Dataset items:

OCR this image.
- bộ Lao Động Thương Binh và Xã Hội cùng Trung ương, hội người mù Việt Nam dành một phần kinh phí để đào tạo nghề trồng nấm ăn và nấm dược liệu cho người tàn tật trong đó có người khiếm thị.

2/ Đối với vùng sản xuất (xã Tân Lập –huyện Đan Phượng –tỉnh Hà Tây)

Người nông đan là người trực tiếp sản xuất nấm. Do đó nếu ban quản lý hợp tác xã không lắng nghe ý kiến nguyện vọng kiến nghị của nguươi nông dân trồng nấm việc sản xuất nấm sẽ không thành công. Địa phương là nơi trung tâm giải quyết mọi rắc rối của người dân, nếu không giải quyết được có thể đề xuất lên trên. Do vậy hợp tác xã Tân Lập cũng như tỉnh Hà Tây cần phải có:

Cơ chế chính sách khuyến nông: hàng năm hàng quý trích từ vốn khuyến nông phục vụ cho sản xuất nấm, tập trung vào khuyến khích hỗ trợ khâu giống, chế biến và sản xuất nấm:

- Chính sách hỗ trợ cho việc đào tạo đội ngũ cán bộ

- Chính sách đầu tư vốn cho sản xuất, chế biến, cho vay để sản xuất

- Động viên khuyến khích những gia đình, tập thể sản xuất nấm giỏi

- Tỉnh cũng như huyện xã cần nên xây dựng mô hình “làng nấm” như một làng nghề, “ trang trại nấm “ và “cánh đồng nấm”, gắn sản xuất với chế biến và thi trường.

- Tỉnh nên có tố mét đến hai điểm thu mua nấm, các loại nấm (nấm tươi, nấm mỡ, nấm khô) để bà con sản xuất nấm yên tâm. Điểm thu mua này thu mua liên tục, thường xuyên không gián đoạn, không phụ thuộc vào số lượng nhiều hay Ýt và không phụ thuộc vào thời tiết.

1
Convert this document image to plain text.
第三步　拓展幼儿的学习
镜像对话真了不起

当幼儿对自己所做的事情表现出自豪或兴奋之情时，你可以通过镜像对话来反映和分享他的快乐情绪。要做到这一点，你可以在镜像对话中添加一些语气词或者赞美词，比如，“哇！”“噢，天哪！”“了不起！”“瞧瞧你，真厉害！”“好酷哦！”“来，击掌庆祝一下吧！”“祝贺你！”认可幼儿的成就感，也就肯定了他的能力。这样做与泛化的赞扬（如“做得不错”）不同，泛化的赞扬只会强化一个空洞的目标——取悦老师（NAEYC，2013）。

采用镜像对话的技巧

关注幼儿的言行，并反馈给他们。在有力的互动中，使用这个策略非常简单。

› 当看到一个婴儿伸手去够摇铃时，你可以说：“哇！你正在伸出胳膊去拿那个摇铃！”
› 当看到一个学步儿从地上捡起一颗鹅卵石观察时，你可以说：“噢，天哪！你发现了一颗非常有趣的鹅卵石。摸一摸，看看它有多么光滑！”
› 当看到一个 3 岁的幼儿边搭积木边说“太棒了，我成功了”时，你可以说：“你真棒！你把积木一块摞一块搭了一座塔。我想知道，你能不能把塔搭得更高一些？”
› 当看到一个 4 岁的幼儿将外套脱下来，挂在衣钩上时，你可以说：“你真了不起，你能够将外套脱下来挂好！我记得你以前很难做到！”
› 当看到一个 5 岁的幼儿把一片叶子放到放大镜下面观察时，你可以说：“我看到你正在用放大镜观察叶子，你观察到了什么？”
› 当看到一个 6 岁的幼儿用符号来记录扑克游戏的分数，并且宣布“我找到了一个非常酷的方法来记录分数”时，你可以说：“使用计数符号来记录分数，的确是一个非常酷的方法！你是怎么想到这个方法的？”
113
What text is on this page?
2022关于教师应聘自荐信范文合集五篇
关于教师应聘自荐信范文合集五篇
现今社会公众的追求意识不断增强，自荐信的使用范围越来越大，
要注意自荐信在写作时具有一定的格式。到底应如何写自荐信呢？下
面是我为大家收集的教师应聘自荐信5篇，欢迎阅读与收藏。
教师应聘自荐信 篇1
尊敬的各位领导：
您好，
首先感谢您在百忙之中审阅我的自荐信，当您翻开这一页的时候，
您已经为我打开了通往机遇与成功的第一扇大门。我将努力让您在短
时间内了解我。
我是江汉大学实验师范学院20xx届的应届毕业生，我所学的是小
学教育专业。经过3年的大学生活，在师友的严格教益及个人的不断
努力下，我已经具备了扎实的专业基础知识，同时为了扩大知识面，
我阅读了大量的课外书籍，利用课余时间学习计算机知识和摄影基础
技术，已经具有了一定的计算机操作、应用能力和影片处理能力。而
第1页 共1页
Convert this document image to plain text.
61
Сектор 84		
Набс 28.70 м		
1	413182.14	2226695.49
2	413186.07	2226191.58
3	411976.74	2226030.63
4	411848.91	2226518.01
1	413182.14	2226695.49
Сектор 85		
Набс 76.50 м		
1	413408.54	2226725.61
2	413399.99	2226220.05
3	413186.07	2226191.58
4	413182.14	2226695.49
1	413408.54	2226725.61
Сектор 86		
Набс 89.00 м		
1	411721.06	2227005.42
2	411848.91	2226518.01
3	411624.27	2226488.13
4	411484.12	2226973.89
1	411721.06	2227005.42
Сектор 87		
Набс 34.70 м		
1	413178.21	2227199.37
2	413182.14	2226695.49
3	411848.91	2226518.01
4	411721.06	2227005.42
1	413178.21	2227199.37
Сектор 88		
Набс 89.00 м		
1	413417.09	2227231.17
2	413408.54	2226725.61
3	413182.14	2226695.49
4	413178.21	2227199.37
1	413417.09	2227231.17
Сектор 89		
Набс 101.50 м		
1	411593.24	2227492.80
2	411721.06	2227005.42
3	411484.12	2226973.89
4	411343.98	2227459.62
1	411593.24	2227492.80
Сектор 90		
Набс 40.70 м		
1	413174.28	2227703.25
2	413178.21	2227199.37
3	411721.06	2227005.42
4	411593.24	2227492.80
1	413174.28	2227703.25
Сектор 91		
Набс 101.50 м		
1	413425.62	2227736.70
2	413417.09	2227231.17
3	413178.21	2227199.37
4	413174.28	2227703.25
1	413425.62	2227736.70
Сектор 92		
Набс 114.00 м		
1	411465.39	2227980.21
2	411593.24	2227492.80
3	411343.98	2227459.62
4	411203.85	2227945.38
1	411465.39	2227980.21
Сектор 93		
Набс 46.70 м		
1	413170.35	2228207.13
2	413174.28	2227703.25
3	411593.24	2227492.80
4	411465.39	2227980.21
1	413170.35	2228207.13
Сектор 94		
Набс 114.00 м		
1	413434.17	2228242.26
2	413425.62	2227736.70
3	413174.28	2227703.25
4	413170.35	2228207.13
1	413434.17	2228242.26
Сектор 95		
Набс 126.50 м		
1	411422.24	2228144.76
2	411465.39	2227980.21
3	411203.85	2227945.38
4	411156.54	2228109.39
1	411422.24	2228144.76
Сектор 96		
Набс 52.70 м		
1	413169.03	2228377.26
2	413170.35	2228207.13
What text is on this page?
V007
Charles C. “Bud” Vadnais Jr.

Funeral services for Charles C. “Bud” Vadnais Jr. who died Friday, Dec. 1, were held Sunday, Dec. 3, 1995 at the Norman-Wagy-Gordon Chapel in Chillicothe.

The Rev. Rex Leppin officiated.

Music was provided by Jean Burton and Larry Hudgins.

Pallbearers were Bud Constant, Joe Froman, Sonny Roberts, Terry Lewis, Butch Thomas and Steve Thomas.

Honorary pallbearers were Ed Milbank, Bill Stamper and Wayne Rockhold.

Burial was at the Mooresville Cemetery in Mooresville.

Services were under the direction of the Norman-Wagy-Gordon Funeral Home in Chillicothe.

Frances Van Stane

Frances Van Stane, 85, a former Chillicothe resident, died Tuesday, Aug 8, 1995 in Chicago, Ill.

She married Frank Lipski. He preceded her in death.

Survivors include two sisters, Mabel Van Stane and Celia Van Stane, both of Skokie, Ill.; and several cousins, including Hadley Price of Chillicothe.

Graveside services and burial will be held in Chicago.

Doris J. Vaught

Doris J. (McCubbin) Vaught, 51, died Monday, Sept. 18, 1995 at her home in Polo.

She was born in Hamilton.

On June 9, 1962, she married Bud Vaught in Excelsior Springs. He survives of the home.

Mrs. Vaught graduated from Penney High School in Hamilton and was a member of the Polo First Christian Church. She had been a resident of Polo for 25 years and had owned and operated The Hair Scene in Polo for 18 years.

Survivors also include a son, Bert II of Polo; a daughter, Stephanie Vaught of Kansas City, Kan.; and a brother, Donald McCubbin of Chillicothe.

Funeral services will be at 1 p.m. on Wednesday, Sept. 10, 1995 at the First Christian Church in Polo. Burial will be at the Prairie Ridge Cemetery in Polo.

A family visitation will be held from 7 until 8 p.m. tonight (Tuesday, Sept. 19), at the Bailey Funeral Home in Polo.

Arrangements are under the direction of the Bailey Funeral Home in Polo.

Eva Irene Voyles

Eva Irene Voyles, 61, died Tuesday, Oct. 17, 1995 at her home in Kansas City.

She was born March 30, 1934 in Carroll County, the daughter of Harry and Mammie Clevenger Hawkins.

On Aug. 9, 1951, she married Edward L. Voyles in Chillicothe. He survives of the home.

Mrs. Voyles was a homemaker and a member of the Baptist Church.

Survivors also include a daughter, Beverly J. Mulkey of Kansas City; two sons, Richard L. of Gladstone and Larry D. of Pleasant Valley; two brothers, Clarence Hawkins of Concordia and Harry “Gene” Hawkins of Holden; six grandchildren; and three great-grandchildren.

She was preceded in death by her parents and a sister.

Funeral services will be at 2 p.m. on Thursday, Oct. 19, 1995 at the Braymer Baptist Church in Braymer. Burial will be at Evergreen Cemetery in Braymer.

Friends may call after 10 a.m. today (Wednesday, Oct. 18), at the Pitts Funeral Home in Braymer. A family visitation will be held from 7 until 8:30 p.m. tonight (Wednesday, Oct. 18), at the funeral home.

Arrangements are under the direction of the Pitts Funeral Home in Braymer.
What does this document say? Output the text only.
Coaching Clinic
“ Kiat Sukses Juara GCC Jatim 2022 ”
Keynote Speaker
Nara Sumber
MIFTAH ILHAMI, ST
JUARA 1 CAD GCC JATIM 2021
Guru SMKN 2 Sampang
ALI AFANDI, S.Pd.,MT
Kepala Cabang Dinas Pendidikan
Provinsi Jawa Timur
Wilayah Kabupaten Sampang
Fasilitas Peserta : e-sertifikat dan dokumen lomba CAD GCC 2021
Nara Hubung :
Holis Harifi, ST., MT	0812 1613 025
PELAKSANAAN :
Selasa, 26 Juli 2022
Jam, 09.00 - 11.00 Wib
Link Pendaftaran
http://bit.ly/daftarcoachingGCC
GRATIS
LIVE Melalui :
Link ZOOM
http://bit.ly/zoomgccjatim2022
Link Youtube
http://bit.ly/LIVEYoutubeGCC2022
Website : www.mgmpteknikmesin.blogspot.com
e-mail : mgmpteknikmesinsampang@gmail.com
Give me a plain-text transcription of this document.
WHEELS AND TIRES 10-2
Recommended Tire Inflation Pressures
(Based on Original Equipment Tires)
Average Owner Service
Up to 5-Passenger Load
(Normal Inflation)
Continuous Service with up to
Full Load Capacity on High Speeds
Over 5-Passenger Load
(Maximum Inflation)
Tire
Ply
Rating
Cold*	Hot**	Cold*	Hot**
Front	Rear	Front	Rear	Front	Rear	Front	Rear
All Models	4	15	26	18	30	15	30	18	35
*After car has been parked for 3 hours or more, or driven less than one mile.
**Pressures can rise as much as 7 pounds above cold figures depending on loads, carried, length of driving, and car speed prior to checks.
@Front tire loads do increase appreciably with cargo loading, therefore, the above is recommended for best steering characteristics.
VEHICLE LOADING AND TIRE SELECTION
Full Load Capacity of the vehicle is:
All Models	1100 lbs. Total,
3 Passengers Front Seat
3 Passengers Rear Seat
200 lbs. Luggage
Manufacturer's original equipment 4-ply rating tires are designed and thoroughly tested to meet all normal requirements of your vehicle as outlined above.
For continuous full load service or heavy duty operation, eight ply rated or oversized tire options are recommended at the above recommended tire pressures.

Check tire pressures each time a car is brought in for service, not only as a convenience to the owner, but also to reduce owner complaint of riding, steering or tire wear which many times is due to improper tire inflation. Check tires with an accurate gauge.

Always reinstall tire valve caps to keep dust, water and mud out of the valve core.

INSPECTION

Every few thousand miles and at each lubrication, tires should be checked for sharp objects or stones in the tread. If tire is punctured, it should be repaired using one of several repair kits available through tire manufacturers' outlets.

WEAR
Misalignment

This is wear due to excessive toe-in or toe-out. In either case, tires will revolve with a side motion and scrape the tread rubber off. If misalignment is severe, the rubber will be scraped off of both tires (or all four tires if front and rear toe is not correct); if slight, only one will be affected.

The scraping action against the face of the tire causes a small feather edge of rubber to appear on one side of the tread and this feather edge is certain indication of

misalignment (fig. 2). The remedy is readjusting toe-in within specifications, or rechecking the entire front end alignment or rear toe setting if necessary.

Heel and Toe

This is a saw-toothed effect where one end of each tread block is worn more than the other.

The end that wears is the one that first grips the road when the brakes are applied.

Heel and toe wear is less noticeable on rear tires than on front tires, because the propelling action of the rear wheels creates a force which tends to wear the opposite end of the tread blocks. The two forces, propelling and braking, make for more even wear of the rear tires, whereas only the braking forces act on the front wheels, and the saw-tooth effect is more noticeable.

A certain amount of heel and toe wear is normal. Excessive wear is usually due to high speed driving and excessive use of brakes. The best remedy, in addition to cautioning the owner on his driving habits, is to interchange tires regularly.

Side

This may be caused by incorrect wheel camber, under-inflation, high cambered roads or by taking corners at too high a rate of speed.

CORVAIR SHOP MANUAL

* _STATED PROBLEM_
Copy every line from the records above that contains the word "only".

* _THE SOLUTION_
What does this document say? Output the text only.
Check tire pressures each time a car is brought in for service, not only as a convenience to the owner, but also to reduce owner complaint of riding, steering or tire wear which many times is due to improper tire inflation. Check tires with an accurate gauge.
This is wear due to excessive toe-in or toe-out. In either case, tires will revolve with a side motion and scrape the tread rubber off. If misalignment is severe, the rubber will be scraped off of both tires (or all four tires if front and rear toe is not correct); if slight, only one will be affected.
Heel and toe wear is less noticeable on rear tires than on front tires, because the propelling action of the rear wheels creates a force which tends to wear the opposite end of the tread blocks. The two forces, propelling and braking, make for more even wear of the rear tires, whereas only the braking forces act on the front wheels, and the saw-tooth effect is more noticeable.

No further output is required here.